**Written problem:** Write the entries below out again exactly; any picture in them stays out.

**Raw records:**
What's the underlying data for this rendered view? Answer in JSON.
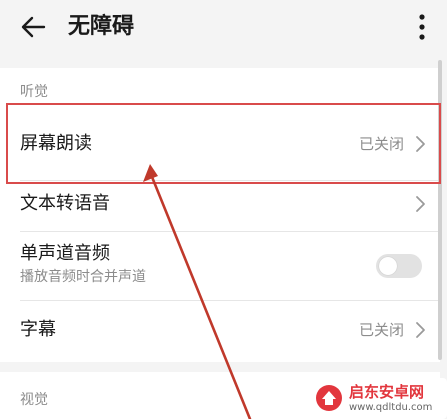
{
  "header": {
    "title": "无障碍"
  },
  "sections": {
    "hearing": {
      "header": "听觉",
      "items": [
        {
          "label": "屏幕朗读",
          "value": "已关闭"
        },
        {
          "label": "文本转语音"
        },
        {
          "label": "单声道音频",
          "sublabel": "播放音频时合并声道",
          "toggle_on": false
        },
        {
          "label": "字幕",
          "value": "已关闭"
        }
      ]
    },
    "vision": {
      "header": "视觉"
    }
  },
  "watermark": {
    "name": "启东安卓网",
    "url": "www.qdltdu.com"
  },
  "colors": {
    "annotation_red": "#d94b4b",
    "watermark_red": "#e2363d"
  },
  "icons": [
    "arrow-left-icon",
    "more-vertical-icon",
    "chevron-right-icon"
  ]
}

**Reply to the exercise:**
What's the underlying data for this rendered view? Answer in JSON.
{
  "header": {
    "title": "无障碍"
  },
  "sections": {
    "hearing": {
      "header": "听觉",
      "items": [
        {
          "label": "屏幕朗读",
          "value": "已关闭"
        },
        {
          "label": "文本转语音"
        },
        {
          "label": "单声道音频",
          "sublabel": "播放音频时合并声道",
          "toggle_on": false
        },
        {
          "label": "字幕",
          "value": "已关闭"
        }
      ]
    },
    "vision": {
      "header": "视觉"
    }
  },
  "watermark": {
    "name": "启东安卓网",
    "url": "www.qdltdu.com"
  },
  "colors": {
    "annotation_red": "#d94b4b",
    "watermark_red": "#e2363d"
  },
  "icons": [
    "arrow-left-icon",
    "more-vertical-icon",
    "chevron-right-icon"
  ]
}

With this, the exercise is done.